== Records from a dataset ==
----

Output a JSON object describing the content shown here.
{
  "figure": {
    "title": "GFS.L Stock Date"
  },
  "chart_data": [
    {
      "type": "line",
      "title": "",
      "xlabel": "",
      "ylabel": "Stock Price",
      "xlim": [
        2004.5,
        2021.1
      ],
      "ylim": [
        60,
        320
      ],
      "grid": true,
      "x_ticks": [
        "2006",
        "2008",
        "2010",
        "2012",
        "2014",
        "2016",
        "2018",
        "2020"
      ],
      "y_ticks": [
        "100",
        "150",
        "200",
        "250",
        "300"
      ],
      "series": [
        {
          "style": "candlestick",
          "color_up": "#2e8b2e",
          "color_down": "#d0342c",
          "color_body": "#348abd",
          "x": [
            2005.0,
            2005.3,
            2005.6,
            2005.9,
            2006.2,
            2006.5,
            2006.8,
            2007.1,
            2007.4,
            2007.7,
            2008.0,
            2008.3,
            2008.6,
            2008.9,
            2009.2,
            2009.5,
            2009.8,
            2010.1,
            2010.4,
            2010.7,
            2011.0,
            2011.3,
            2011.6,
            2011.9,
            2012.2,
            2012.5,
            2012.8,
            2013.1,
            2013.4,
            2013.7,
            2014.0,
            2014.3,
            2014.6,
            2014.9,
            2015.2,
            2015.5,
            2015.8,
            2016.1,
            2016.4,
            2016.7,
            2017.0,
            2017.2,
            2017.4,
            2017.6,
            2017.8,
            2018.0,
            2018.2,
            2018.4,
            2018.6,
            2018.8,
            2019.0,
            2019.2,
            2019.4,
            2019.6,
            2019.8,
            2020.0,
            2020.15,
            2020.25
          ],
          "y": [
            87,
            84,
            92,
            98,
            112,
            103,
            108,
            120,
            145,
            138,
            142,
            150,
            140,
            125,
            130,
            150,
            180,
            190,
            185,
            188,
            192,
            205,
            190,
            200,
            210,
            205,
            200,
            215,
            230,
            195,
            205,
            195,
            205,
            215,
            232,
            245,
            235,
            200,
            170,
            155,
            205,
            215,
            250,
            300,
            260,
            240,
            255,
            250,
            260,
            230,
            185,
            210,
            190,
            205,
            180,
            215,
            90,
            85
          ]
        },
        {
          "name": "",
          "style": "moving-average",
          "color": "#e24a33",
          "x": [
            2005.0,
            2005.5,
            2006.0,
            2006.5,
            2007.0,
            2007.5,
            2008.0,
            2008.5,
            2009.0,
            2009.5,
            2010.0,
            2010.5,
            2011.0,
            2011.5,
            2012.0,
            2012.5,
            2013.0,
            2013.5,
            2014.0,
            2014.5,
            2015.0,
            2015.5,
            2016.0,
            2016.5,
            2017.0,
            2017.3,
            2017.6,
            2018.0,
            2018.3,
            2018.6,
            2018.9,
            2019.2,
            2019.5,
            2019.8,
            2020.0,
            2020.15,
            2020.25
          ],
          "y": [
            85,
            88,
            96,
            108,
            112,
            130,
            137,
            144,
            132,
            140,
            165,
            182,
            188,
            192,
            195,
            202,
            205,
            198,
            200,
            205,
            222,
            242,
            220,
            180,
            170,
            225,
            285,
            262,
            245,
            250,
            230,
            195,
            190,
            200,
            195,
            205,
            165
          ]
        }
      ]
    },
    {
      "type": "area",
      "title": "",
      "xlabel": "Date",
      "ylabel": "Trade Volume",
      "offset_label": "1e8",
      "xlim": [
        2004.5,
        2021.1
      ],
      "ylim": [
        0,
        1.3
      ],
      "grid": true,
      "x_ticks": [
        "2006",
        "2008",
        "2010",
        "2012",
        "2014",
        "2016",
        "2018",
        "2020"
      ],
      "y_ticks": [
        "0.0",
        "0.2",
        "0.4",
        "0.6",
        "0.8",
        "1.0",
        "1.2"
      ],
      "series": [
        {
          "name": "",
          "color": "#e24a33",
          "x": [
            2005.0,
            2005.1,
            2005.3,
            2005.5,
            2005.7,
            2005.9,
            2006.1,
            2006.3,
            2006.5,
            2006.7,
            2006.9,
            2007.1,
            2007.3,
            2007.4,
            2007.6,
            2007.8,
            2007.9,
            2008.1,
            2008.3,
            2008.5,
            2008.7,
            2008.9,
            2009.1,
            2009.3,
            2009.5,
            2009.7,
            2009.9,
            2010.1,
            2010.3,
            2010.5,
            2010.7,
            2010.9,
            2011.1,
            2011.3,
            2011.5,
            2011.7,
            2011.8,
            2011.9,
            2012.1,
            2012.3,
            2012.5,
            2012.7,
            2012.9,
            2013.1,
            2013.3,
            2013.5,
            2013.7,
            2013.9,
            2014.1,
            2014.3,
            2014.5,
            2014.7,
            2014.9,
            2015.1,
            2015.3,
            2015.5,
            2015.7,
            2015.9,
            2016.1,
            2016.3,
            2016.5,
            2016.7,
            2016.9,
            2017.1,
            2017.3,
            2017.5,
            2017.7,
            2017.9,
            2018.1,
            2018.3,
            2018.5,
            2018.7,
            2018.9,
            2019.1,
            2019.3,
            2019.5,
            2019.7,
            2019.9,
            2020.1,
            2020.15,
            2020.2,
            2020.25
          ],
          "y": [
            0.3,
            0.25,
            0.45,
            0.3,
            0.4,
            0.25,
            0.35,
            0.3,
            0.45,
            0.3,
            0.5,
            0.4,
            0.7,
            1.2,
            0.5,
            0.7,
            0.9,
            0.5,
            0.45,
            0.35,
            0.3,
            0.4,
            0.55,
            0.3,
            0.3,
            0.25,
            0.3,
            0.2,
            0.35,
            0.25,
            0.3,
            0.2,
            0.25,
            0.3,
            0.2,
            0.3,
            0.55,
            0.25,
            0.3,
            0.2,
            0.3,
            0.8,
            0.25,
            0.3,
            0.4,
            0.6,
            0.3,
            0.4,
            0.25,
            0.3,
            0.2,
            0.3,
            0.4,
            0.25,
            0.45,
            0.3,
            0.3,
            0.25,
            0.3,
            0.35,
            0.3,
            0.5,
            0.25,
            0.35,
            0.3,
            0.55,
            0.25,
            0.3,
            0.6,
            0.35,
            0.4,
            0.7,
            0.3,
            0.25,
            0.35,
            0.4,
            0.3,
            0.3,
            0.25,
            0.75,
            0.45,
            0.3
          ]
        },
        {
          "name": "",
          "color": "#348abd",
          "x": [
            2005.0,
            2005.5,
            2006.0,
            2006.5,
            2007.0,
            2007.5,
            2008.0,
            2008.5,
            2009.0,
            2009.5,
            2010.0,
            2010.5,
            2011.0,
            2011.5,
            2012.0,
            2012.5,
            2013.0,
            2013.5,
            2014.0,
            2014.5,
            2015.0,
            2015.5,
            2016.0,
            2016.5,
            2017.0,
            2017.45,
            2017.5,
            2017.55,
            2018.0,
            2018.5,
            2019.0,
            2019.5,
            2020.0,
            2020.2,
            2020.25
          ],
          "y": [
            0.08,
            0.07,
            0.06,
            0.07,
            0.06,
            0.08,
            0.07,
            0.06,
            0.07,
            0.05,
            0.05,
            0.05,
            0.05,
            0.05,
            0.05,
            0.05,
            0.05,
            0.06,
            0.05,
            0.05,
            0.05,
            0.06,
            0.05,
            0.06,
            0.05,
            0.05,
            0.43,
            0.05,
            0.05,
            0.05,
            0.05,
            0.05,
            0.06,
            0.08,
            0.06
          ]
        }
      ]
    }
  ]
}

----

Say how many lines of the data hold the string "Stock". Reply with the number alone.

== Answer for this exercise ==
2